> Exercise brief
Write out the listing below again, precisely as it is given.

> Listed entries

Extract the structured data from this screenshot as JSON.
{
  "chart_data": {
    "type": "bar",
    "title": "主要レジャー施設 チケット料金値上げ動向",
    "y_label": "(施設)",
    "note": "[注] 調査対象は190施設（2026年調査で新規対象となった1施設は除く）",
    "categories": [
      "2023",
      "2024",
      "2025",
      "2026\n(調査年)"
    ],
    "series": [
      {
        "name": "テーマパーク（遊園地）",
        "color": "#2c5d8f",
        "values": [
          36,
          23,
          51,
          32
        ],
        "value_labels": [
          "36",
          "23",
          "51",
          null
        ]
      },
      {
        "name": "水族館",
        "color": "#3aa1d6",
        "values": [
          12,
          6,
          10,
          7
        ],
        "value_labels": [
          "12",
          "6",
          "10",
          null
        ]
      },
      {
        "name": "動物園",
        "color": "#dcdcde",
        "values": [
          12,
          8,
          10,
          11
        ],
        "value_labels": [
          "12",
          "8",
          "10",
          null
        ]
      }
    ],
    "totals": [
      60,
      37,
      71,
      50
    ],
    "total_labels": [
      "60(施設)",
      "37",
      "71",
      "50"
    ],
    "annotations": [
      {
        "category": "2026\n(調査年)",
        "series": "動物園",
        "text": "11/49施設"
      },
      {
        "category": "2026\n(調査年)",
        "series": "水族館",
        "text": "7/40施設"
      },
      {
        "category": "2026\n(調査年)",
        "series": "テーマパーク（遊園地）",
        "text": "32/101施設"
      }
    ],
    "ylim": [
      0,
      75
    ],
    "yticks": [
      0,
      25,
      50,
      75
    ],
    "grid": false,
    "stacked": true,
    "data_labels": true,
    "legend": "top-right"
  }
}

> Written response
Extract the structured data from this screenshot as JSON.
{
  "chart_data": {
    "type": "bar",
    "title": "主要レジャー施設 チケット料金値上げ動向",
    "y_label": "(施設)",
    "note": "[注] 調査対象は190施設（2026年調査で新規対象となった1施設は除く）",
    "categories": [
      "2023",
      "2024",
      "2025",
      "2026\n(調査年)"
    ],
    "series": [
      {
        "name": "テーマパーク（遊園地）",
        "color": "#2c5d8f",
        "values": [
          36,
          23,
          51,
          32
        ],
        "value_labels": [
          "36",
          "23",
          "51",
          null
        ]
      },
      {
        "name": "水族館",
        "color": "#3aa1d6",
        "values": [
          12,
          6,
          10,
          7
        ],
        "value_labels": [
          "12",
          "6",
          "10",
          null
        ]
      },
      {
        "name": "動物園",
        "color": "#dcdcde",
        "values": [
          12,
          8,
          10,
          11
        ],
        "value_labels": [
          "12",
          "8",
          "10",
          null
        ]
      }
    ],
    "totals": [
      60,
      37,
      71,
      50
    ],
    "total_labels": [
      "60(施設)",
      "37",
      "71",
      "50"
    ],
    "annotations": [
      {
        "category": "2026\n(調査年)",
        "series": "動物園",
        "text": "11/49施設"
      },
      {
        "category": "2026\n(調査年)",
        "series": "水族館",
        "text": "7/40施設"
      },
      {
        "category": "2026\n(調査年)",
        "series": "テーマパーク（遊園地）",
        "text": "32/101施設"
      }
    ],
    "ylim": [
      0,
      75
    ],
    "yticks": [
      0,
      25,
      50,
      75
    ],
    "grid": false,
    "stacked": true,
    "data_labels": true,
    "legend": "top-right"
  }
}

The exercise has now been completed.